TEXT UNDER STUDY section start
Status/Resolution/Reason: Closed/Fixed/
Reporter/Name(from Bugbase): Adam Cameron / Adam Cameron (Adam Cameron)
Created: 05/06/2012
Components: Language
Versions: 9.0.1
Failure Type: Data Corruption
Found In Build/Fixed In Build: 9.0.1 / 287710
Priority/Frequency: Critical / Some users will encounter
Locale/System: English / Windows 7
Vote Count: 1
I have a UTF-8-encoded file, which xmlParse() appears to read as ISO-8859-1 or whatever it is CF ass-u-me`s all files to be unless otherwise told.
The result being any non-ASCII "extended" unicode characters are munged.
TEXT UNDER STUDY section end
SUPPLIED RECORDS section start
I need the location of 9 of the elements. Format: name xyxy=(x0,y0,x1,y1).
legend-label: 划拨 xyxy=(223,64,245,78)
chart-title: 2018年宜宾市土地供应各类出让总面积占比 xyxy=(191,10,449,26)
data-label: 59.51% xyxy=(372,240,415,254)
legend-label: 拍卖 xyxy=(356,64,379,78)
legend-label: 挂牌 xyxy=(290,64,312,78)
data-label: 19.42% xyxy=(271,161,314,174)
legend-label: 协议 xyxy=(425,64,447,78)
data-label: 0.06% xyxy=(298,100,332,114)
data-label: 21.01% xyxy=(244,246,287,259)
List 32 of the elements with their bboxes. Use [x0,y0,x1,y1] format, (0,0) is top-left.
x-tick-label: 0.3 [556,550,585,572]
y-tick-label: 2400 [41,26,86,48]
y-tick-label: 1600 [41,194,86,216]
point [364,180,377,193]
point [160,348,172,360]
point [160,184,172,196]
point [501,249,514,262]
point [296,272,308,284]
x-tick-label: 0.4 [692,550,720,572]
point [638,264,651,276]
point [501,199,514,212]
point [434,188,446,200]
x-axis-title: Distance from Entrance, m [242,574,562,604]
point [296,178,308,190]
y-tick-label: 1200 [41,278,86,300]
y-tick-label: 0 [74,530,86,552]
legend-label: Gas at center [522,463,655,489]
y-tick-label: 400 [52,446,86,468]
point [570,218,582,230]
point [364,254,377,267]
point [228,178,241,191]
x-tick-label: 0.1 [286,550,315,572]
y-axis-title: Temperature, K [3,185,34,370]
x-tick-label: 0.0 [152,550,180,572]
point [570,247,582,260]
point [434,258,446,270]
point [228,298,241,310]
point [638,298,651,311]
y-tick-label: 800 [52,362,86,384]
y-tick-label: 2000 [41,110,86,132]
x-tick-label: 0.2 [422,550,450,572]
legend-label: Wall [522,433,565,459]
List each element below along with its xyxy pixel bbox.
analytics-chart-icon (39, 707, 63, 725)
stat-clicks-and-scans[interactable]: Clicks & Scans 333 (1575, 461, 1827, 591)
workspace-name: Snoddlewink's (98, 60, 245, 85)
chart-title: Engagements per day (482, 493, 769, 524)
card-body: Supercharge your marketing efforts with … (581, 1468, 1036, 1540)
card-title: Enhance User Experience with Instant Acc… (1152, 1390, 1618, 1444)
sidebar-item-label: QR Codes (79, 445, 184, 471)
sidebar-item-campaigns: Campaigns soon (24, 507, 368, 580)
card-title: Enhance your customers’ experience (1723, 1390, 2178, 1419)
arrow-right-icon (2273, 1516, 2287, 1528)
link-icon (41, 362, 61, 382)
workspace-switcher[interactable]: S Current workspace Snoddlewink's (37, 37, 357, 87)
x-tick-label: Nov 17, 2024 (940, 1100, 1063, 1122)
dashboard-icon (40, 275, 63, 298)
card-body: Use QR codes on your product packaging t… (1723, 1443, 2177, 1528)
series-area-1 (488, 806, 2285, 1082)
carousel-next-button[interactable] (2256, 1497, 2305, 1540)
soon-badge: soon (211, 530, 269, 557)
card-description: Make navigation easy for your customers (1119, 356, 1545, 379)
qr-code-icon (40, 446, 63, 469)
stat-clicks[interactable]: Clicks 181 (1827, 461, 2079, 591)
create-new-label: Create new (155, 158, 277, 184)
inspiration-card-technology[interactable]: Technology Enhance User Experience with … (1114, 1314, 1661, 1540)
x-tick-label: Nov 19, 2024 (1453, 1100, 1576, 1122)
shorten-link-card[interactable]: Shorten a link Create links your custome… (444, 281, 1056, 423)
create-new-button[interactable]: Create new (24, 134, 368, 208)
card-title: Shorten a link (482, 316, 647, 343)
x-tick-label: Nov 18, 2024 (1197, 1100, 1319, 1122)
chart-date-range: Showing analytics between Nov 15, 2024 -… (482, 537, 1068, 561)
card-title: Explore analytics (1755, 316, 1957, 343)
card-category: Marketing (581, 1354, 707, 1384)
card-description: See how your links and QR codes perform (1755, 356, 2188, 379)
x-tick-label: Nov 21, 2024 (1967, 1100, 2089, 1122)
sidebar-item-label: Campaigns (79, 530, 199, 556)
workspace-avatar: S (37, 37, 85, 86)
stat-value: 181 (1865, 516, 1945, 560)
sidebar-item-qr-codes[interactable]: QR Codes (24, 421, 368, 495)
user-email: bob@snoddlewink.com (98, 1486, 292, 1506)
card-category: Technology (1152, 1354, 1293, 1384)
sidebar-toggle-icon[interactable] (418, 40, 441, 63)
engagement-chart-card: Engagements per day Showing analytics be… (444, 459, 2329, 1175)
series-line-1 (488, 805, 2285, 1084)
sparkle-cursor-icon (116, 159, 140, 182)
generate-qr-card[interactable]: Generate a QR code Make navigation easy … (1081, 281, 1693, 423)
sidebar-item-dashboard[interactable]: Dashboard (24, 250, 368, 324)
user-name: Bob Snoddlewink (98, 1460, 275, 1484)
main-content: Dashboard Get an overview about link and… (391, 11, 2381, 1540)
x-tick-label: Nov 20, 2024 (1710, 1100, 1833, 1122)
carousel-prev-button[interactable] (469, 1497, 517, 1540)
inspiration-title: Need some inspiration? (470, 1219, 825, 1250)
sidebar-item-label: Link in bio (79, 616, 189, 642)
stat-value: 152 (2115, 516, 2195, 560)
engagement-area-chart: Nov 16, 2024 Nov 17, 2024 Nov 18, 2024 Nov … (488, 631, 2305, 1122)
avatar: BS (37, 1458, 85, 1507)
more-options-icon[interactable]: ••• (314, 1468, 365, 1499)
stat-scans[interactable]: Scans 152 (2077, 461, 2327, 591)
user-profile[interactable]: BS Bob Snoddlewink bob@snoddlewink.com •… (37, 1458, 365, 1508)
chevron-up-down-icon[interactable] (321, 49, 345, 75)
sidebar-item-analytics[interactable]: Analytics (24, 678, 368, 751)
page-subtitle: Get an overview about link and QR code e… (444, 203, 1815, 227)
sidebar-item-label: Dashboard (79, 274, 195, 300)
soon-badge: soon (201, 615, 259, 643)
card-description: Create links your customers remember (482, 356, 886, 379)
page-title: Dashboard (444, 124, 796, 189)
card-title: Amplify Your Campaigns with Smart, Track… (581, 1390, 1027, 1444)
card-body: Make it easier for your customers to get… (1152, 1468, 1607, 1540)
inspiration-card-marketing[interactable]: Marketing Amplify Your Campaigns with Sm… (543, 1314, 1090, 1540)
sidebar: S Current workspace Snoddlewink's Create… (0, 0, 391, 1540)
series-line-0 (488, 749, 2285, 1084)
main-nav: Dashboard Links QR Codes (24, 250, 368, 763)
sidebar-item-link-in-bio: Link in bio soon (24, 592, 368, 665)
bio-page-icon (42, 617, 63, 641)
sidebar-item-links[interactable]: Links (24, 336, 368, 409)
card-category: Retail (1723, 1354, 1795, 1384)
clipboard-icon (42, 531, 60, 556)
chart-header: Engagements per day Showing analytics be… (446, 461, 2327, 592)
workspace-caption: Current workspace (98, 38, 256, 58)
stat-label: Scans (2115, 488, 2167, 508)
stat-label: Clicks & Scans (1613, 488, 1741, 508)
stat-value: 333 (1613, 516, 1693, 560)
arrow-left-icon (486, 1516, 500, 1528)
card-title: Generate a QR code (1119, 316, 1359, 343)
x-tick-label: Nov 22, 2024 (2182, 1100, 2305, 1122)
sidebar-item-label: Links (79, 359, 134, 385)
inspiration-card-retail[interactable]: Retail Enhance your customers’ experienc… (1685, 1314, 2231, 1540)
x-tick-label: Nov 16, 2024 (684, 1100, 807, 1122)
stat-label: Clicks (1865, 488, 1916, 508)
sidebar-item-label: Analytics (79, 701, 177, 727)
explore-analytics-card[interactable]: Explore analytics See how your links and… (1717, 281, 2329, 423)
SUPPLIED RECORDS section end
DIRECTIONS FOR THIS TASK
Summarize the bug report in two sentences.

ANSWER TO THIS PROBLEM
Adam Cameron reported on 05/06/2012 that in version 9.0.1, xmlParse() appears to read a UTF-8-encoded file as ISO-8859-1, so any non-ASCII extended Unicode characters are munged. The issue was filed under the Language component as a critical data corruption failure and was closed as fixed in build 287710.